> _STATED PROBLEM_
Copy out each line featuring the string "Parameters" from the entries beneath.

>> begin MATERIAL FOR THIS EXERCISE

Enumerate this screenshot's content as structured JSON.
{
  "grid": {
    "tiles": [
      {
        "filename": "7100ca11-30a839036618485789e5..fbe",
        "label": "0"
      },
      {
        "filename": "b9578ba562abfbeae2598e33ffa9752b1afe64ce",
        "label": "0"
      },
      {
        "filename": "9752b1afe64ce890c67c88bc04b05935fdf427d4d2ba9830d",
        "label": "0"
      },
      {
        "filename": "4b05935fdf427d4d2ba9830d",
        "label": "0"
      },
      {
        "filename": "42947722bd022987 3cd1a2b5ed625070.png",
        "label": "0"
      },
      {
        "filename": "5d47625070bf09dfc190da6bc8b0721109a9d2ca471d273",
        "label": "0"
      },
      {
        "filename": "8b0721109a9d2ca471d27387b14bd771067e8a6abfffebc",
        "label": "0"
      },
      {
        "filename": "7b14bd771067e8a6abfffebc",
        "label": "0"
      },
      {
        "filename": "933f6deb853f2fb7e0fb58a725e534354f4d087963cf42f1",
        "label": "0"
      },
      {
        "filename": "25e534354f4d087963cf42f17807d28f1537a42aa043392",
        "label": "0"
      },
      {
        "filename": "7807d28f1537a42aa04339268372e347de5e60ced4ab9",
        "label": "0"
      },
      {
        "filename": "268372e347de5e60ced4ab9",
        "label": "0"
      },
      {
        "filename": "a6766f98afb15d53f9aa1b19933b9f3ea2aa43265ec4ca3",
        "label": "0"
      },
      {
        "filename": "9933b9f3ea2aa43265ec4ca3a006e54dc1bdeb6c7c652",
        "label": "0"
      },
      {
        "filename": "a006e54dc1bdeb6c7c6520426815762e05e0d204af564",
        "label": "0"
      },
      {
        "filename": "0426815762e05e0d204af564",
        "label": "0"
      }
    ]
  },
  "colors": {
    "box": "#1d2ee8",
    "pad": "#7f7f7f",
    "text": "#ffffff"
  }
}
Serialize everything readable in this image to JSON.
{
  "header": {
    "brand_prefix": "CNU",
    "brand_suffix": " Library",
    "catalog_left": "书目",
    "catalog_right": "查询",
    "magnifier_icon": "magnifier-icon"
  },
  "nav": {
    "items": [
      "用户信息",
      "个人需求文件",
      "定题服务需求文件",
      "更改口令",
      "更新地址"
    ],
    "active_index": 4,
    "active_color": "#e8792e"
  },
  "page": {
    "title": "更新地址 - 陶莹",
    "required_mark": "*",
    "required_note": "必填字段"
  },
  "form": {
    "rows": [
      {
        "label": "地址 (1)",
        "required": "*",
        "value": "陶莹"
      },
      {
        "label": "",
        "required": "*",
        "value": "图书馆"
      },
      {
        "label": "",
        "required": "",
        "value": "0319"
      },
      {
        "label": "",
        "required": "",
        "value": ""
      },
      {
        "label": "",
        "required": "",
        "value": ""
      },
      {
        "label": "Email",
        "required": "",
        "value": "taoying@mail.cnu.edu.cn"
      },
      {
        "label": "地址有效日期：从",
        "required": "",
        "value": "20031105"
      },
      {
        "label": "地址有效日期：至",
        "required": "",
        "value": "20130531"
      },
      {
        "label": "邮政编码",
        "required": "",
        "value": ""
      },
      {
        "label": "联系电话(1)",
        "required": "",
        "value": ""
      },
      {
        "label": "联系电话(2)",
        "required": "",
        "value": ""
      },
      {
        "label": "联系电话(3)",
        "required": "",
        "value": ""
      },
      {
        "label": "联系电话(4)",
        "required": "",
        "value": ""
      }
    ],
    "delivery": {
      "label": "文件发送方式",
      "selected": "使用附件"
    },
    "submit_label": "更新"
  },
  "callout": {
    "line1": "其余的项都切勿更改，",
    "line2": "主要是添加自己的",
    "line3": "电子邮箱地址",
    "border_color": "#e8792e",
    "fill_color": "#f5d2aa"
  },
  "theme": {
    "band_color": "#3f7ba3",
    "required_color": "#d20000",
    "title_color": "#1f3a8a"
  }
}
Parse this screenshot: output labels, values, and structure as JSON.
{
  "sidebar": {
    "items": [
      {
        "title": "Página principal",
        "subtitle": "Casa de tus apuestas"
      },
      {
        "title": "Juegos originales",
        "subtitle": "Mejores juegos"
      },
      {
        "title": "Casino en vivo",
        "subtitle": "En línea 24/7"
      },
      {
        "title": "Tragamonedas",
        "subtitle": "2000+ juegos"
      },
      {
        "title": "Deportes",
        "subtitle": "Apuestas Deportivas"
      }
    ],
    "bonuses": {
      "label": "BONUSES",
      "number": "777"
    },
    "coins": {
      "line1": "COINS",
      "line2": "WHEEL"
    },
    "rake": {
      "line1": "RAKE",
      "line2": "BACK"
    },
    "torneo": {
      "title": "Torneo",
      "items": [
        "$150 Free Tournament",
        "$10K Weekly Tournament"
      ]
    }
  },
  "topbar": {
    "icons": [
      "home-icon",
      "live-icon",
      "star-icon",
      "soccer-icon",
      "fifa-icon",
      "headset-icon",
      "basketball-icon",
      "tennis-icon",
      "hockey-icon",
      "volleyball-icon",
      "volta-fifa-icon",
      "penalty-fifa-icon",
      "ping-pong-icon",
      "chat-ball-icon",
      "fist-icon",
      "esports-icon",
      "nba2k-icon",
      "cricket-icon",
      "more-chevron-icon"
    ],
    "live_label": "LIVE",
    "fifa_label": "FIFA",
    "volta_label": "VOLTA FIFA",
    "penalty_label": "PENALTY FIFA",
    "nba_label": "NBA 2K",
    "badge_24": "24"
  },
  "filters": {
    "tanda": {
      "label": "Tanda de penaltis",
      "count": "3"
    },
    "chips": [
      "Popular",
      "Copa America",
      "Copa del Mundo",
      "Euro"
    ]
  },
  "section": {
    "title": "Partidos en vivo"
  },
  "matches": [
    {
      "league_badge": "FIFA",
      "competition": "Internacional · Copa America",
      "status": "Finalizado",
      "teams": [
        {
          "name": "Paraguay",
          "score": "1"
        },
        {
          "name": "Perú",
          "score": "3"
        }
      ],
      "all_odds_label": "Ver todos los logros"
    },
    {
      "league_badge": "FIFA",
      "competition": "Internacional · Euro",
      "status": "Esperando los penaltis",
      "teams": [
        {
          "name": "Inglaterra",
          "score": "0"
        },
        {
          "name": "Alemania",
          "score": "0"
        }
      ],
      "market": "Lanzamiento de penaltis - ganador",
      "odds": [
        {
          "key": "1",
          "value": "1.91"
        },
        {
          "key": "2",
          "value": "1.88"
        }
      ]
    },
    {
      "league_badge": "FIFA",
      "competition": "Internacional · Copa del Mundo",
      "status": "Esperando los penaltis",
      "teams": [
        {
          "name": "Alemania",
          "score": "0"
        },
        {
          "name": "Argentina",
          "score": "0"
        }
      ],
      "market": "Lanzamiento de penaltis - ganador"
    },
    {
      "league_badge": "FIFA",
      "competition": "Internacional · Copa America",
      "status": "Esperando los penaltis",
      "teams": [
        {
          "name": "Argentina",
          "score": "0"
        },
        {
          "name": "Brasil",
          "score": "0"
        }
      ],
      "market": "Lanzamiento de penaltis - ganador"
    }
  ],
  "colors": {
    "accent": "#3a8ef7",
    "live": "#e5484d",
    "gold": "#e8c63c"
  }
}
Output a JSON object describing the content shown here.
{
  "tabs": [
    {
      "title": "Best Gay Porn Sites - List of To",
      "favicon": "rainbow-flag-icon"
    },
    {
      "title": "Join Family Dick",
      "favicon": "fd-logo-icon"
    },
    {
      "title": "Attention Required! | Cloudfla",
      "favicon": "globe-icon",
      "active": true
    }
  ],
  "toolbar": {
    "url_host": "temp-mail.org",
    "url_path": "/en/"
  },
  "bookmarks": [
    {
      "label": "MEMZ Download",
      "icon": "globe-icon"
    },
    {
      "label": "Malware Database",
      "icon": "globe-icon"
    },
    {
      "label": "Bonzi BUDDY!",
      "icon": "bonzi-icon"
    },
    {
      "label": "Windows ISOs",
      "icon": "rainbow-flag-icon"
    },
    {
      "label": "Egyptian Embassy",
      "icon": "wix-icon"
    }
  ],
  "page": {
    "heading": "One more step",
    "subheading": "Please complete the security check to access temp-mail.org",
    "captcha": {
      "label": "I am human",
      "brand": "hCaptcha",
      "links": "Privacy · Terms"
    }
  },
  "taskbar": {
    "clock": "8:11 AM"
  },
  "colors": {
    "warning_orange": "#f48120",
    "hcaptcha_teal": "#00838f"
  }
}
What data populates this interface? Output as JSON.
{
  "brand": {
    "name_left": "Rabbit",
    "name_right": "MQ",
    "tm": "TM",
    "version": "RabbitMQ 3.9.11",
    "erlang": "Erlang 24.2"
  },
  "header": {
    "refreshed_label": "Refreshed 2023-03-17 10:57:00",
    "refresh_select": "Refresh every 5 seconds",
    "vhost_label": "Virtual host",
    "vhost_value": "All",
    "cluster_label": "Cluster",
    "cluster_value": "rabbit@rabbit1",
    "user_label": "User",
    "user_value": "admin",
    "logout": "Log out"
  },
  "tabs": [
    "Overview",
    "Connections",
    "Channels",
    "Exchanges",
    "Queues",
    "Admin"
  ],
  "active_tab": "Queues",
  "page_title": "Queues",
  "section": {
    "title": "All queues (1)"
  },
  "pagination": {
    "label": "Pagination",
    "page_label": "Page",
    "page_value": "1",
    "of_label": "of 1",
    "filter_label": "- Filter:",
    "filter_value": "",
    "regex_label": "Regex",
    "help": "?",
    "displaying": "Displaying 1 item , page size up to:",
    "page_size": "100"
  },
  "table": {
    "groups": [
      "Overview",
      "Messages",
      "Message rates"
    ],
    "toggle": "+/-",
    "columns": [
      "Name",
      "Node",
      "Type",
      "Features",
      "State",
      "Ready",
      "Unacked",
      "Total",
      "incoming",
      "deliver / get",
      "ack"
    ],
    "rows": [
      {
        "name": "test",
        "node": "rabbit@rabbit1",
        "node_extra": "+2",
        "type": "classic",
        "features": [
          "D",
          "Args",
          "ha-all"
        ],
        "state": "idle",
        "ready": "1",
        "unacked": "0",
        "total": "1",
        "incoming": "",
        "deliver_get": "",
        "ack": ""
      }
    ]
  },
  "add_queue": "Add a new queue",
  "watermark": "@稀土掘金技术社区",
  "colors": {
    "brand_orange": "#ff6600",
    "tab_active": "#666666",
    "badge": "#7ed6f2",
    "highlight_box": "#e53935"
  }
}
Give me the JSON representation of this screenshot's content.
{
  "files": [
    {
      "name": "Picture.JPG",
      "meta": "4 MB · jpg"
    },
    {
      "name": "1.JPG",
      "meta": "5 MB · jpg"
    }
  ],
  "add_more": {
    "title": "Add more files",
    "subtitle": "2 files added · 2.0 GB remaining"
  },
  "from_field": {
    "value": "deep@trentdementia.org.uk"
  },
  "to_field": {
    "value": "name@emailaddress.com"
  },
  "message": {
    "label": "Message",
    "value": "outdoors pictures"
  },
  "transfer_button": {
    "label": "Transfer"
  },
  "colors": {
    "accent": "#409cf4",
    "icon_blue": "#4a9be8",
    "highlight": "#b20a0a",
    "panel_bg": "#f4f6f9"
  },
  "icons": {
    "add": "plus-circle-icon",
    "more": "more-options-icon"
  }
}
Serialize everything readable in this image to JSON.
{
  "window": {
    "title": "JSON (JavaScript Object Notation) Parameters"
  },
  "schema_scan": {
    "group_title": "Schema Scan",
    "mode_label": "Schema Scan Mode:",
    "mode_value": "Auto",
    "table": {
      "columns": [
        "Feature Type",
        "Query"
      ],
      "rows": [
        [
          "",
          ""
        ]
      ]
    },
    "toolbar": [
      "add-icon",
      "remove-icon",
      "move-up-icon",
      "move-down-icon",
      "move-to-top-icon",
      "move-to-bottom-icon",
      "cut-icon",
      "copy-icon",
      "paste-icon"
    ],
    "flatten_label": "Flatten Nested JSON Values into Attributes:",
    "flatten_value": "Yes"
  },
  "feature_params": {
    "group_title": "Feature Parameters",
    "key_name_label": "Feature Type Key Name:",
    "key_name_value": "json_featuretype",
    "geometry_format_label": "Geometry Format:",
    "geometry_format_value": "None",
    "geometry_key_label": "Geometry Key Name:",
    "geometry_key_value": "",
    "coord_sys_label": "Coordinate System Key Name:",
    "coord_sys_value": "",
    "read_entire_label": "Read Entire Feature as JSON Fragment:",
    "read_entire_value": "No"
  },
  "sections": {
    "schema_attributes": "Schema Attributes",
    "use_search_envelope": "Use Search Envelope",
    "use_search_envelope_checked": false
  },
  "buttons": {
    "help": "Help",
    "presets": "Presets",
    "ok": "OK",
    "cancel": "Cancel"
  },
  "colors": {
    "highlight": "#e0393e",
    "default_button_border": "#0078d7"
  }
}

>> end MATERIAL FOR THIS EXERCISE

> _TASK RESULT_
    "title": "JSON (JavaScript Object Notation) Parameters"
    "group_title": "Feature Parameters",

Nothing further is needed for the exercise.